__Task brief__: Return the records that follow, matching each one exactly.
-- start Records to process --
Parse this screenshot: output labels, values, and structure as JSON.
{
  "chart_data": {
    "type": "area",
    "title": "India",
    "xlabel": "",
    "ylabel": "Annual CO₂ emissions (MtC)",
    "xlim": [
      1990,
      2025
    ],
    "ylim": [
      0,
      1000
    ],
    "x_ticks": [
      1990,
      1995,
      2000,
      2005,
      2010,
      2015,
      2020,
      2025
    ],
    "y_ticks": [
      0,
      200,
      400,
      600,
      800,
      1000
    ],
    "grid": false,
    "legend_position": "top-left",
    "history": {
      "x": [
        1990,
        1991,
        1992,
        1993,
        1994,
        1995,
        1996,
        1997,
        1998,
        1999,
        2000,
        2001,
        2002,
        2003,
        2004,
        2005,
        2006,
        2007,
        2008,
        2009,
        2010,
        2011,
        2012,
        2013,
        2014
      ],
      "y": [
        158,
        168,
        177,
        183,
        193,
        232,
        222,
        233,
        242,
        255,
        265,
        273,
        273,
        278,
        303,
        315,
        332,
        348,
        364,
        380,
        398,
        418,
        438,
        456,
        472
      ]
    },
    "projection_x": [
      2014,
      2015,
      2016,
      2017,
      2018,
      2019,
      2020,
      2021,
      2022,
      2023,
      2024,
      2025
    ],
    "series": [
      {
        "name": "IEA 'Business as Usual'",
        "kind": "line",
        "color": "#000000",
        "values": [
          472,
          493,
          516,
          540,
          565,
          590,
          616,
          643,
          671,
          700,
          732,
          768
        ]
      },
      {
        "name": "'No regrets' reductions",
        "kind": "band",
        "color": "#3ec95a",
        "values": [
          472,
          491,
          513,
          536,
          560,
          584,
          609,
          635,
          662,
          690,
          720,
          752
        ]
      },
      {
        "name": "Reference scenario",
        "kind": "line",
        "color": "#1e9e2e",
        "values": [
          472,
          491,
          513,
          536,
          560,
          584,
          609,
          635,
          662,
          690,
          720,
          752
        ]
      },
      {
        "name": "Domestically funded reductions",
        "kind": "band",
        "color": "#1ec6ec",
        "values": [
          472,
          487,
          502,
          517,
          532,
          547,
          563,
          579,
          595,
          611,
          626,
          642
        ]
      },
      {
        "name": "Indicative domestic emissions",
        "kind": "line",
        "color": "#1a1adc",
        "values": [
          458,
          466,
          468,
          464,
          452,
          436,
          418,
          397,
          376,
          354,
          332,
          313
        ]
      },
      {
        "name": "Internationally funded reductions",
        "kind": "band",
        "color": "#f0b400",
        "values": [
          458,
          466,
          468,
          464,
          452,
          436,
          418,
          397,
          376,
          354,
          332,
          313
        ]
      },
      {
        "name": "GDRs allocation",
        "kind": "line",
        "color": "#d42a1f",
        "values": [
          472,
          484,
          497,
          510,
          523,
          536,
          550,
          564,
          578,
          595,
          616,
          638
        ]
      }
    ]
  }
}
-- end Records to process --
__Solution for this problem__:
Parse this screenshot: output labels, values, and structure as JSON.
{
  "chart_data": {
    "type": "area",
    "title": "India",
    "xlabel": "",
    "ylabel": "Annual CO₂ emissions (MtC)",
    "xlim": [
      1990,
      2025
    ],
    "ylim": [
      0,
      1000
    ],
    "x_ticks": [
      1990,
      1995,
      2000,
      2005,
      2010,
      2015,
      2020,
      2025
    ],
    "y_ticks": [
      0,
      200,
      400,
      600,
      800,
      1000
    ],
    "grid": false,
    "legend_position": "top-left",
    "history": {
      "x": [
        1990,
        1991,
        1992,
        1993,
        1994,
        1995,
        1996,
        1997,
        1998,
        1999,
        2000,
        2001,
        2002,
        2003,
        2004,
        2005,
        2006,
        2007,
        2008,
        2009,
        2010,
        2011,
        2012,
        2013,
        2014
      ],
      "y": [
        158,
        168,
        177,
        183,
        193,
        232,
        222,
        233,
        242,
        255,
        265,
        273,
        273,
        278,
        303,
        315,
        332,
        348,
        364,
        380,
        398,
        418,
        438,
        456,
        472
      ]
    },
    "projection_x": [
      2014,
      2015,
      2016,
      2017,
      2018,
      2019,
      2020,
      2021,
      2022,
      2023,
      2024,
      2025
    ],
    "series": [
      {
        "name": "IEA 'Business as Usual'",
        "kind": "line",
        "color": "#000000",
        "values": [
          472,
          493,
          516,
          540,
          565,
          590,
          616,
          643,
          671,
          700,
          732,
          768
        ]
      },
      {
        "name": "'No regrets' reductions",
        "kind": "band",
        "color": "#3ec95a",
        "values": [
          472,
          491,
          513,
          536,
          560,
          584,
          609,
          635,
          662,
          690,
          720,
          752
        ]
      },
      {
        "name": "Reference scenario",
        "kind": "line",
        "color": "#1e9e2e",
        "values": [
          472,
          491,
          513,
          536,
          560,
          584,
          609,
          635,
          662,
          690,
          720,
          752
        ]
      },
      {
        "name": "Domestically funded reductions",
        "kind": "band",
        "color": "#1ec6ec",
        "values": [
          472,
          487,
          502,
          517,
          532,
          547,
          563,
          579,
          595,
          611,
          626,
          642
        ]
      },
      {
        "name": "Indicative domestic emissions",
        "kind": "line",
        "color": "#1a1adc",
        "values": [
          458,
          466,
          468,
          464,
          452,
          436,
          418,
          397,
          376,
          354,
          332,
          313
        ]
      },
      {
        "name": "Internationally funded reductions",
        "kind": "band",
        "color": "#f0b400",
        "values": [
          458,
          466,
          468,
          464,
          452,
          436,
          418,
          397,
          376,
          354,
          332,
          313
        ]
      },
      {
        "name": "GDRs allocation",
        "kind": "line",
        "color": "#d42a1f",
        "values": [
          472,
          484,
          497,
          510,
          523,
          536,
          550,
          564,
          578,
          595,
          616,
          638
        ]
      }
    ]
  }
}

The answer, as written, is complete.